§ Stated goal
Each entry in the listing below should be restated word for word.

§ Supplied records
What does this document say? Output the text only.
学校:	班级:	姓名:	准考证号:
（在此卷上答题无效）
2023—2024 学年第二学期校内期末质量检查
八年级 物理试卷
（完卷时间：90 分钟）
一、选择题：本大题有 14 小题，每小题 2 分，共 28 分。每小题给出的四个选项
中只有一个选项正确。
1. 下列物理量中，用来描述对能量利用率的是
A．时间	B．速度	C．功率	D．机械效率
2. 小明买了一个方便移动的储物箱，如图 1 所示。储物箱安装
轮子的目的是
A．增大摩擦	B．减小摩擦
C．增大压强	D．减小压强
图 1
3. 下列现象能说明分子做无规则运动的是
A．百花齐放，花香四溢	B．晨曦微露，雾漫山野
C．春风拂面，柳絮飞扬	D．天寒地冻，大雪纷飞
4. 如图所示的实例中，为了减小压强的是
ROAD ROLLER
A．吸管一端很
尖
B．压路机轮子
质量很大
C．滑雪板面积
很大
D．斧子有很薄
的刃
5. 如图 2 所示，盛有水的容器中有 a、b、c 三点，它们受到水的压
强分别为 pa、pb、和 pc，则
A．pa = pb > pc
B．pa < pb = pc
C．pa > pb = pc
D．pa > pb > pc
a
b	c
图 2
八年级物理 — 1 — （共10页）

§ Task response
What does this document say? Output the text only.
学校:	班级:	姓名:	准考证号:
（在此卷上答题无效）
2023—2024 学年第二学期校内期末质量检查
八年级 物理试卷
（完卷时间：90 分钟）
一、选择题：本大题有 14 小题，每小题 2 分，共 28 分。每小题给出的四个选项
中只有一个选项正确。
1. 下列物理量中，用来描述对能量利用率的是
A．时间	B．速度	C．功率	D．机械效率
2. 小明买了一个方便移动的储物箱，如图 1 所示。储物箱安装
轮子的目的是
A．增大摩擦	B．减小摩擦
C．增大压强	D．减小压强
图 1
3. 下列现象能说明分子做无规则运动的是
A．百花齐放，花香四溢	B．晨曦微露，雾漫山野
C．春风拂面，柳絮飞扬	D．天寒地冻，大雪纷飞
4. 如图所示的实例中，为了减小压强的是
ROAD ROLLER
A．吸管一端很
尖
B．压路机轮子
质量很大
C．滑雪板面积
很大
D．斧子有很薄
的刃
5. 如图 2 所示，盛有水的容器中有 a、b、c 三点，它们受到水的压
强分别为 pa、pb、和 pc，则
A．pa = pb > pc
B．pa < pb = pc
C．pa > pb = pc
D．pa > pb > pc
a
b	c
图 2
八年级物理 — 1 — （共10页）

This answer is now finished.